Directions for this task »
Go through the entries below and pick out every line with "Journal".

[Opening Data section section]

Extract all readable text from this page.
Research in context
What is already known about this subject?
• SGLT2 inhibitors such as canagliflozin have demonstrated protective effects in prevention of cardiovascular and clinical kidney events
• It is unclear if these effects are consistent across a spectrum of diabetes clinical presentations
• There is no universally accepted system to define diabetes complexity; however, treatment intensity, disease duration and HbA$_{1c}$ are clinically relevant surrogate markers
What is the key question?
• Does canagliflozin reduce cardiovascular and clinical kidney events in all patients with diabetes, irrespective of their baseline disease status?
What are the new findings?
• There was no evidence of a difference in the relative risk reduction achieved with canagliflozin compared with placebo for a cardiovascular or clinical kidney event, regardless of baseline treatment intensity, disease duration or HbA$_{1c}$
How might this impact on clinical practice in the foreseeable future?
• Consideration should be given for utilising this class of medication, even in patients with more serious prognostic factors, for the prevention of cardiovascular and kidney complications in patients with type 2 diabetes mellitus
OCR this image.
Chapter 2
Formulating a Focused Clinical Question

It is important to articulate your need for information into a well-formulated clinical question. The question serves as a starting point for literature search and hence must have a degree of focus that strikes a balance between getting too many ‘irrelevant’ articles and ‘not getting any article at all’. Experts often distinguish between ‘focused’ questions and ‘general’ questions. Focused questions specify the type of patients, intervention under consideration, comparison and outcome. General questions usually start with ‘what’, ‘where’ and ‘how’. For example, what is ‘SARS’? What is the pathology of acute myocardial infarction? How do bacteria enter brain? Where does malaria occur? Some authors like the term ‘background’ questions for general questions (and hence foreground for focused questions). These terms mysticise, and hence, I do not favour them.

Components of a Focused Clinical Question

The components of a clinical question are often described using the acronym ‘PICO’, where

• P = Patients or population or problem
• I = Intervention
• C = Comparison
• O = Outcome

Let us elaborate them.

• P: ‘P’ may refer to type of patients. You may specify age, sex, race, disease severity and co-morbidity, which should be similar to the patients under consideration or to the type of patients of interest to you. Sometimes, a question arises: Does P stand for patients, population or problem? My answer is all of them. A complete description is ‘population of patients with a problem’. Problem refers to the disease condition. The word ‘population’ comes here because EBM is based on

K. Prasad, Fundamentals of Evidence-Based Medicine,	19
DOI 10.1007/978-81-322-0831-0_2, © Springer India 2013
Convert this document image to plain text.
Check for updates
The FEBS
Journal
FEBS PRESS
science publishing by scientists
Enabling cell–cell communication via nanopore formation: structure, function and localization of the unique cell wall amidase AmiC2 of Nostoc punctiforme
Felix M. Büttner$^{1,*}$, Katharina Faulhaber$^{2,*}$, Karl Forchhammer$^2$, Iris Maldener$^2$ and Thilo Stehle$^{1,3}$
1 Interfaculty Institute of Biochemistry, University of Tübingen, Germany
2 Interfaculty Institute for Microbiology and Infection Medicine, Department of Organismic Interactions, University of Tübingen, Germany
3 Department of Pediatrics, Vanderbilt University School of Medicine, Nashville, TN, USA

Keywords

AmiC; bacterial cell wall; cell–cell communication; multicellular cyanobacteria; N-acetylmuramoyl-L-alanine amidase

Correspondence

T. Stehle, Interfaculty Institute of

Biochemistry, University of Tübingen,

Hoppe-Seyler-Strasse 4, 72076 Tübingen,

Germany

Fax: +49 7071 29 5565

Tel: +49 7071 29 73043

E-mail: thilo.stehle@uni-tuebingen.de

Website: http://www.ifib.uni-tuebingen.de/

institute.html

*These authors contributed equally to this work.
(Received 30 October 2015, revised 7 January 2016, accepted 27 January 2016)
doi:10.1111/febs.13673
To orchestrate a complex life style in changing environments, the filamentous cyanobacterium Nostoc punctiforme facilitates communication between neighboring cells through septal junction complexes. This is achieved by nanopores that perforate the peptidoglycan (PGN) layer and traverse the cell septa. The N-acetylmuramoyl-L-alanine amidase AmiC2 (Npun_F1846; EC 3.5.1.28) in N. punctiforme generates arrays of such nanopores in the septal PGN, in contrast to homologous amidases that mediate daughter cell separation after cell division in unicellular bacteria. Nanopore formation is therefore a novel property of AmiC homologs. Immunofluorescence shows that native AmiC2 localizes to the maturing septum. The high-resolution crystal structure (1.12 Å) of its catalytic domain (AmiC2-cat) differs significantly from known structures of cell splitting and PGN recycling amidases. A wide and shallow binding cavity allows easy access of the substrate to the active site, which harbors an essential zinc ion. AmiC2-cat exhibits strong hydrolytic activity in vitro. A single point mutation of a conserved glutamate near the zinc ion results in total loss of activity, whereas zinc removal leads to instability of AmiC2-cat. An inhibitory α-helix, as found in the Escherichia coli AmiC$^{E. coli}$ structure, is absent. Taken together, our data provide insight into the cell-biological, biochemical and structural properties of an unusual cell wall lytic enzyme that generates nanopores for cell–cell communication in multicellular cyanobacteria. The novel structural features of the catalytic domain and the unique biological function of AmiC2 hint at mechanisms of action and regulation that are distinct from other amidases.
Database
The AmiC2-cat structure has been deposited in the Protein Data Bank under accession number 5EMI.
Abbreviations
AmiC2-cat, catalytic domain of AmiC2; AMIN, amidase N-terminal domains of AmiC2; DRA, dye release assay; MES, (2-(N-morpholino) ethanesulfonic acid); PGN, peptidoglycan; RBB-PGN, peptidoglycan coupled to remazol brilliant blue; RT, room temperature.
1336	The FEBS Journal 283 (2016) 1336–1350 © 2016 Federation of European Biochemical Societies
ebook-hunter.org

[Closing Data section section]

Expected answer »
Journal
1336	The FEBS Journal 283 (2016) 1336–1350 © 2016 Federation of European Biochemical Societies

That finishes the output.